**Your instructions**
Using the listing below, extract each line that has the word "ОБРАЗОВАНИЯ" in it.

[BEGIN Records supplied]

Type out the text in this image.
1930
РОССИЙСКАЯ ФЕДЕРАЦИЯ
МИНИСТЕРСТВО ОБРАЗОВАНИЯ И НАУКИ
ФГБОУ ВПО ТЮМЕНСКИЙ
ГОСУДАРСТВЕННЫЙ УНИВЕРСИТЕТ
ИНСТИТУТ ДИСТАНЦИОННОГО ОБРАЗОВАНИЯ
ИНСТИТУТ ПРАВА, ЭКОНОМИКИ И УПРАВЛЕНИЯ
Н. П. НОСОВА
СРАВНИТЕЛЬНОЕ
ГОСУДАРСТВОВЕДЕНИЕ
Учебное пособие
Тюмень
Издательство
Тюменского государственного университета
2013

[END Records supplied]

**Response**
МИНИСТЕРСТВО ОБРАЗОВАНИЯ И НАУКИ
ИНСТИТУТ ДИСТАНЦИОННОГО ОБРАЗОВАНИЯ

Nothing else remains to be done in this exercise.